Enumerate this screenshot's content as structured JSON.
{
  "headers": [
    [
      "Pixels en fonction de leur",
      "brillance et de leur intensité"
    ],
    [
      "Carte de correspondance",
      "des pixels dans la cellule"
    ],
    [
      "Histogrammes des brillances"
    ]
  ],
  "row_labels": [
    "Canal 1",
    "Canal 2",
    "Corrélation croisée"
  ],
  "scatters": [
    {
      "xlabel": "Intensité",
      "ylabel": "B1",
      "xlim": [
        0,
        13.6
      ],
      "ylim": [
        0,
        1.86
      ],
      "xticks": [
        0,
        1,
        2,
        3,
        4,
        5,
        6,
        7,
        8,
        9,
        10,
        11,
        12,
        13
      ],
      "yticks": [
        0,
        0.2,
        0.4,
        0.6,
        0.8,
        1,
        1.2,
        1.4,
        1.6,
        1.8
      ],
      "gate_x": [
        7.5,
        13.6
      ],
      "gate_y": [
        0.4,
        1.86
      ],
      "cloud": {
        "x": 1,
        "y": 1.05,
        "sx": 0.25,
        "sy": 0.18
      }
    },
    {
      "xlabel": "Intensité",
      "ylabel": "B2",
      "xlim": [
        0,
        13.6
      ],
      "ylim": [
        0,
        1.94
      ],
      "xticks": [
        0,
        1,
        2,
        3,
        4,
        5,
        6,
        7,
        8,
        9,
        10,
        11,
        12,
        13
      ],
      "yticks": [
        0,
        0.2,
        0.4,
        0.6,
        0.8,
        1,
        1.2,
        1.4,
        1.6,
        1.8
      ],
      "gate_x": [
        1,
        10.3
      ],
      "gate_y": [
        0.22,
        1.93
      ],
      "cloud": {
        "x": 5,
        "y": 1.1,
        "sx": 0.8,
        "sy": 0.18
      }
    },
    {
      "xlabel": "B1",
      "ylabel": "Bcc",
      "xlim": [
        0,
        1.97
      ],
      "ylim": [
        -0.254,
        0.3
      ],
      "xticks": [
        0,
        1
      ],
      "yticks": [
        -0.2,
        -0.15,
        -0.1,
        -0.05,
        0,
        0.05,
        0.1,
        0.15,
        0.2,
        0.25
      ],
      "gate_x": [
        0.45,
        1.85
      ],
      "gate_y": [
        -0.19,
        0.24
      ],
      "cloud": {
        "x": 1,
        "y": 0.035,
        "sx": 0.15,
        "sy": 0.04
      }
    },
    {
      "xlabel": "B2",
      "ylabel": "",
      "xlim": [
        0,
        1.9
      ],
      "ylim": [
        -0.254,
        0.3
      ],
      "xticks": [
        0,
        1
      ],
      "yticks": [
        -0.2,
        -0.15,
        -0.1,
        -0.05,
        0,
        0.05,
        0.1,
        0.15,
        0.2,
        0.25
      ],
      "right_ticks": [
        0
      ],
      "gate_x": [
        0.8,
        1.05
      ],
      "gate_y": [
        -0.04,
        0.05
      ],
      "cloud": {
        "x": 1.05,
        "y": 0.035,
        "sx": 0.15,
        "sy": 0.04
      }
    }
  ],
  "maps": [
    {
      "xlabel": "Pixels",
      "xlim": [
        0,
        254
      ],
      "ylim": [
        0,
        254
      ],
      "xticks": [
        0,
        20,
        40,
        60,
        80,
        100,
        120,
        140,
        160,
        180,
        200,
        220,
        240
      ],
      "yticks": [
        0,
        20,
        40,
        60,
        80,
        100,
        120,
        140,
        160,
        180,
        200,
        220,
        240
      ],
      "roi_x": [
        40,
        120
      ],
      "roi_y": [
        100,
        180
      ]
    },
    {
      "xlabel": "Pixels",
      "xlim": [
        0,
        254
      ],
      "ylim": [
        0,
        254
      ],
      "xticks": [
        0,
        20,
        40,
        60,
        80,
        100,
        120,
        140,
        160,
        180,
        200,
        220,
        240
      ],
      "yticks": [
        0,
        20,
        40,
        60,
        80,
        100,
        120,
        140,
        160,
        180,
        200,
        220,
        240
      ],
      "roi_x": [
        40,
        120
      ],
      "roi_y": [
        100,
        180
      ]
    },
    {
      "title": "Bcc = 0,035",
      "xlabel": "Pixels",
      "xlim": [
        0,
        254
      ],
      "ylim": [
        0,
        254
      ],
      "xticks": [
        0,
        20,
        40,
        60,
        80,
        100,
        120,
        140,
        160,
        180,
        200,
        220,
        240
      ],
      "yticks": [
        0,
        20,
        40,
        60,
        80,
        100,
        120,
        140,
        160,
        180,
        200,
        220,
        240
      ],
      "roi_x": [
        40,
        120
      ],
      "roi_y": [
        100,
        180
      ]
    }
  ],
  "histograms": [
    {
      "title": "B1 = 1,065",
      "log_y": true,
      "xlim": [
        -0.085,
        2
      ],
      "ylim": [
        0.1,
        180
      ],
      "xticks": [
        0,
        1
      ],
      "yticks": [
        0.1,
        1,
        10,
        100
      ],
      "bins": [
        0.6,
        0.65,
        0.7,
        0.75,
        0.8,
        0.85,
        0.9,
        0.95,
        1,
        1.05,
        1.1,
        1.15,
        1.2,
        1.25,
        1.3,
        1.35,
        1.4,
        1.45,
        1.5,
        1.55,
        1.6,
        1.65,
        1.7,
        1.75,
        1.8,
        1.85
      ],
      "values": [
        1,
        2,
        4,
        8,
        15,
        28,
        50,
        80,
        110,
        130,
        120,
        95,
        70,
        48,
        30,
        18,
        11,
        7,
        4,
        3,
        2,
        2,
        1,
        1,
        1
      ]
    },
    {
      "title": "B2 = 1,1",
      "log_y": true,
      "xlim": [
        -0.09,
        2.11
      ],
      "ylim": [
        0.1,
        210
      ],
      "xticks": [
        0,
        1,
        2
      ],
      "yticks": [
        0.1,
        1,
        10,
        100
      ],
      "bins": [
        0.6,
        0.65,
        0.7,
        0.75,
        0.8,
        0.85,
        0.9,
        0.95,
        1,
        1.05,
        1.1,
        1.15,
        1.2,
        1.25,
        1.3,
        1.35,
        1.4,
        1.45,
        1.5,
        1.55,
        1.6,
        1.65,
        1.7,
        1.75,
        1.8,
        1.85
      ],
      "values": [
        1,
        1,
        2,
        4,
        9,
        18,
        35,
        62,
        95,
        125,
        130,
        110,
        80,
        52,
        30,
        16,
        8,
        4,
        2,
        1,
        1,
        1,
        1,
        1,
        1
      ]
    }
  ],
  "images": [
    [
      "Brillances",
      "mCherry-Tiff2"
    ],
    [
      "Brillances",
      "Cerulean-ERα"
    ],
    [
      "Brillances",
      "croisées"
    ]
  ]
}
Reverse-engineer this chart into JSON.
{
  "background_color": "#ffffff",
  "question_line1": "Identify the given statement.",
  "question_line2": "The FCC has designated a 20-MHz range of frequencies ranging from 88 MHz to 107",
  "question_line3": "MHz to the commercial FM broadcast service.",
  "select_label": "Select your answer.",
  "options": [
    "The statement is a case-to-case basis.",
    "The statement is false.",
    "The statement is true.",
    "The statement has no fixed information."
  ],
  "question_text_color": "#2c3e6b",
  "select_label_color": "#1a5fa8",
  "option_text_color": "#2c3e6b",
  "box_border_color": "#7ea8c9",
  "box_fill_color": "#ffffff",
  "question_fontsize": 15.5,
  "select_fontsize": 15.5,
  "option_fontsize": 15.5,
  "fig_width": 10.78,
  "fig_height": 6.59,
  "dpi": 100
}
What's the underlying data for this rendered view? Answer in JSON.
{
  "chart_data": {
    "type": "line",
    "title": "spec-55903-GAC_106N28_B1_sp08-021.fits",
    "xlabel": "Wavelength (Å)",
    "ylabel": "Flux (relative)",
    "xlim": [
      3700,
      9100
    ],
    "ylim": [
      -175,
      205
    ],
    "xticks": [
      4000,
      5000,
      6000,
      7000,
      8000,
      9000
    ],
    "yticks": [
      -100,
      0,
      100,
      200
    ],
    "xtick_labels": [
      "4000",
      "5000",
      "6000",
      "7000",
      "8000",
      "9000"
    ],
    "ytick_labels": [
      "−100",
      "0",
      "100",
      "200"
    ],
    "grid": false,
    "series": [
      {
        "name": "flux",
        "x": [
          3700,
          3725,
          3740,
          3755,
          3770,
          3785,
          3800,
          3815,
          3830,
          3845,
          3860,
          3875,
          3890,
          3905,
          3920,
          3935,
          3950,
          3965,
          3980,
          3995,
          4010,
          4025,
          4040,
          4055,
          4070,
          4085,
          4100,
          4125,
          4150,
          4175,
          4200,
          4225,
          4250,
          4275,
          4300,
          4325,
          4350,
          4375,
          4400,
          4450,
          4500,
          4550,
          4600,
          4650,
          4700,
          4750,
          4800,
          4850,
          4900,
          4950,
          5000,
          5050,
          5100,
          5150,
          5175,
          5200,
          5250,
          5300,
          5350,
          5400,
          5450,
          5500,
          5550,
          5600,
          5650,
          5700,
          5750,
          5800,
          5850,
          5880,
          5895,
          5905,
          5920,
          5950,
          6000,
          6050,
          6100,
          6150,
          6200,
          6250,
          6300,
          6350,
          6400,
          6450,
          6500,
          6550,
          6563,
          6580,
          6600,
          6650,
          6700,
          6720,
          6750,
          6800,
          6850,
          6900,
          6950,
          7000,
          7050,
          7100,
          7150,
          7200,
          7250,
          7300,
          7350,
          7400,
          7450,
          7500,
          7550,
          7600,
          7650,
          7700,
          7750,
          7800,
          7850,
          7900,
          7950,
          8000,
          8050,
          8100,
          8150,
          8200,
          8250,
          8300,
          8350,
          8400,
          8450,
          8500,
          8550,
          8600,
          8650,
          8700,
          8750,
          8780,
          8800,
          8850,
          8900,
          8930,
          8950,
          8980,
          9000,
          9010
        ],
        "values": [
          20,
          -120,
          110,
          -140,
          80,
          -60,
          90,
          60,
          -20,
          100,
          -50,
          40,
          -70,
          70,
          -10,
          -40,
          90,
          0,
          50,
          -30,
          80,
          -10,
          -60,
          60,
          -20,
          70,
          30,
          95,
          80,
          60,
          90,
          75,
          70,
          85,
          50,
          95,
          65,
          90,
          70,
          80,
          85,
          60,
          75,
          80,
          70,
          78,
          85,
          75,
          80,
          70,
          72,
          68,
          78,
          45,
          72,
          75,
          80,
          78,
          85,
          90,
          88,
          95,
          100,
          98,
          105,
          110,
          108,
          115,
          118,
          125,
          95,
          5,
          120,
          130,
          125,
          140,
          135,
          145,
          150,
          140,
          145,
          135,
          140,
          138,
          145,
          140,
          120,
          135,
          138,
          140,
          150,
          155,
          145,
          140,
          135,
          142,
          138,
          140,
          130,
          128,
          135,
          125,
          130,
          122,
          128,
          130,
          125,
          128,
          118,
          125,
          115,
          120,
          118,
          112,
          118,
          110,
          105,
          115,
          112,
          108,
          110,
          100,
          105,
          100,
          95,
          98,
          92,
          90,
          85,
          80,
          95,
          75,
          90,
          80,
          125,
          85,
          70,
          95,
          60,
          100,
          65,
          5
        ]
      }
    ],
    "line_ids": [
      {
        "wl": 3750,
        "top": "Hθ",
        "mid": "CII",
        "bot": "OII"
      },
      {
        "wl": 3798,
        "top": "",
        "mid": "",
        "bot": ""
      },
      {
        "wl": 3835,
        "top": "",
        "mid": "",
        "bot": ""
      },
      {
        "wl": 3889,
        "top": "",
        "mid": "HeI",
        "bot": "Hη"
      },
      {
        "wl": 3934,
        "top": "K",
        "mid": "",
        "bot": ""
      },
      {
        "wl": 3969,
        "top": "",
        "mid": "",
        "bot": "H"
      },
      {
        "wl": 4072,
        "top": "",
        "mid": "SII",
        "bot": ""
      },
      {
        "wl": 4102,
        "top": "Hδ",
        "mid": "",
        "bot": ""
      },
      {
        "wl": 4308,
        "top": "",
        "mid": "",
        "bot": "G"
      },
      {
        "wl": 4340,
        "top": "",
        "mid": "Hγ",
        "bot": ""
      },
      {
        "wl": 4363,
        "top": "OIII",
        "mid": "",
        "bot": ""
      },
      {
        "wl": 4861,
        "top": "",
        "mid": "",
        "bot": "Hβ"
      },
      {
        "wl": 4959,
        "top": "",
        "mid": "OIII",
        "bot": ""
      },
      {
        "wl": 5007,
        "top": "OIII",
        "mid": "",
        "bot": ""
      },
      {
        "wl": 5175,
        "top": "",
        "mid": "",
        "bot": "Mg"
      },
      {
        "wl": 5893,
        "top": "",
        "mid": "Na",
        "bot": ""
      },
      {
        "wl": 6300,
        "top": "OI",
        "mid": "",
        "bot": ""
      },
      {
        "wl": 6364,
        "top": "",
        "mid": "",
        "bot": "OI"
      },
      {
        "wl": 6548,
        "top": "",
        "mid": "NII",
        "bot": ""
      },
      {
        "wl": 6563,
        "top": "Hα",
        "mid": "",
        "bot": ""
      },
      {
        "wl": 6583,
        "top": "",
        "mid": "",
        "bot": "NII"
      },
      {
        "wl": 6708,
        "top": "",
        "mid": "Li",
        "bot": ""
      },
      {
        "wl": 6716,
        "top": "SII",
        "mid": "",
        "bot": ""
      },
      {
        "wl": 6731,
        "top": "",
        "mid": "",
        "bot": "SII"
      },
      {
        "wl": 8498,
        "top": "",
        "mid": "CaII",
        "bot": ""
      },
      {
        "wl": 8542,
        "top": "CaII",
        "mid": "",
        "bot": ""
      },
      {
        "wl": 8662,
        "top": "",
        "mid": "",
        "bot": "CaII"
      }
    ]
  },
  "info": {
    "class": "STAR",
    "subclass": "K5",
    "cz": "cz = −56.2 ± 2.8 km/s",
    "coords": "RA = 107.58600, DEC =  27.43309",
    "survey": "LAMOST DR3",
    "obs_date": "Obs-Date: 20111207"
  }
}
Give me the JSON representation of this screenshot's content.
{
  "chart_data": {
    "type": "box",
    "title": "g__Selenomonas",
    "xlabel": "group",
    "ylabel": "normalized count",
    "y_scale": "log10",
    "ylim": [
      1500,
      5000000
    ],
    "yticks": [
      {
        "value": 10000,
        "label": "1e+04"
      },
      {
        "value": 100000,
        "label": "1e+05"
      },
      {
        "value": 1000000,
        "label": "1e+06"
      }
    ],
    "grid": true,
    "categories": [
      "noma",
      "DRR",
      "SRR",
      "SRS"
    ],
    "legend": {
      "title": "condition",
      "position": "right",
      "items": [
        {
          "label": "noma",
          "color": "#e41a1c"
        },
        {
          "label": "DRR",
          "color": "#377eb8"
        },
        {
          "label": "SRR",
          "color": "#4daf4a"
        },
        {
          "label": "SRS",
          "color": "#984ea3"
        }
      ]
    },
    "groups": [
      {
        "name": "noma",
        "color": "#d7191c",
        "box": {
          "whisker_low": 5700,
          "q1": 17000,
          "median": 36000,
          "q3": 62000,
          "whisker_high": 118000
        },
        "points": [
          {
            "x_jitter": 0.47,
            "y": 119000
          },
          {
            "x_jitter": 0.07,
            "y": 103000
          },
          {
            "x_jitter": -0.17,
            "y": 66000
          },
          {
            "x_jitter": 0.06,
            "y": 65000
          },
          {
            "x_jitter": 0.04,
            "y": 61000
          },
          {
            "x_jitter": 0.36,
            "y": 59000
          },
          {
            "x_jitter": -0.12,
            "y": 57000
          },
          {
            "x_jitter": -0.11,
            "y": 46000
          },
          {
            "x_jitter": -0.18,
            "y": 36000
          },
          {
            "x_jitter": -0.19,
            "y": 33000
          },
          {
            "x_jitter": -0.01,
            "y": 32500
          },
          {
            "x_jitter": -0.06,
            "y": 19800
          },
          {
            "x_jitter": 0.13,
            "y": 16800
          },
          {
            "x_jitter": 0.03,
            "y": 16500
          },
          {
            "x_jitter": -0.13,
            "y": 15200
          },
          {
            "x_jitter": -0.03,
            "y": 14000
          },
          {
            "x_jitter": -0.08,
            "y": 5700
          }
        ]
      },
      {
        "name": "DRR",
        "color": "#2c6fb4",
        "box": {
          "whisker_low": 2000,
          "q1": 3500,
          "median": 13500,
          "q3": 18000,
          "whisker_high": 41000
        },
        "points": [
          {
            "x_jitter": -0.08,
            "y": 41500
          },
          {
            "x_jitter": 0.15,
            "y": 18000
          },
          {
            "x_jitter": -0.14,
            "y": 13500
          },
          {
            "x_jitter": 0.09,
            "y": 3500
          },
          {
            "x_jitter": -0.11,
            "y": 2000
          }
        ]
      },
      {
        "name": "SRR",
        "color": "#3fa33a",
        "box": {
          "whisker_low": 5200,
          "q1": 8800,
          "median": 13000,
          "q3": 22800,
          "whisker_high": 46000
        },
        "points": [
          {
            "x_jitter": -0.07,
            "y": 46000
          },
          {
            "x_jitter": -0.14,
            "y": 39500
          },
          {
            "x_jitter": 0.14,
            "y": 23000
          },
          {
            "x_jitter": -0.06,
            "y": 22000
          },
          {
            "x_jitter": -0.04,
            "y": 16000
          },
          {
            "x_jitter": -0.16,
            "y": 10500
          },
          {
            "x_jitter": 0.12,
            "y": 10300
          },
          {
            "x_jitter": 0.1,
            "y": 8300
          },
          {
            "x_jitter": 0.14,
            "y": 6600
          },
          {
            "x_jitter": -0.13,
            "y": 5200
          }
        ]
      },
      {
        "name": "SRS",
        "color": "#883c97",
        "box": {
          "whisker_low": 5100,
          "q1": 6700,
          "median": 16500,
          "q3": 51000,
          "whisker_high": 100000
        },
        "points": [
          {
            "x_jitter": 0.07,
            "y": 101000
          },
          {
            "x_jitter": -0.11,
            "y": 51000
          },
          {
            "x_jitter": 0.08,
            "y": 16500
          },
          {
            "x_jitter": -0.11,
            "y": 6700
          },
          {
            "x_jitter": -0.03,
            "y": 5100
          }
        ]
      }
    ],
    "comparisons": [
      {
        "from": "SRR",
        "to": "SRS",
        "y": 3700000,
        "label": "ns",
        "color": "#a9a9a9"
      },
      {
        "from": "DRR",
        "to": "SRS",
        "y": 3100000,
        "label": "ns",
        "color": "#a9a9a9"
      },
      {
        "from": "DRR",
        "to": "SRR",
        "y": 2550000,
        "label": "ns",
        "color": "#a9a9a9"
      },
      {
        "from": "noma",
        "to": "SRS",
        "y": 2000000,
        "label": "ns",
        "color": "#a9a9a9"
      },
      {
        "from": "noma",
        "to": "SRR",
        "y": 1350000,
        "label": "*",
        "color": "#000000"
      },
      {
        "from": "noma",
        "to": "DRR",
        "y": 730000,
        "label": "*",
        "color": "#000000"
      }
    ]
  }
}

» **Stated exercise**: For each line above that contains the word "this", copy that line.

» **Solution**:
Enumerate this screenshot's content as structured JSON.
Reverse-engineer this chart into JSON.
What's the underlying data for this rendered view? Answer in JSON.
Give me the JSON representation of this screenshot's content.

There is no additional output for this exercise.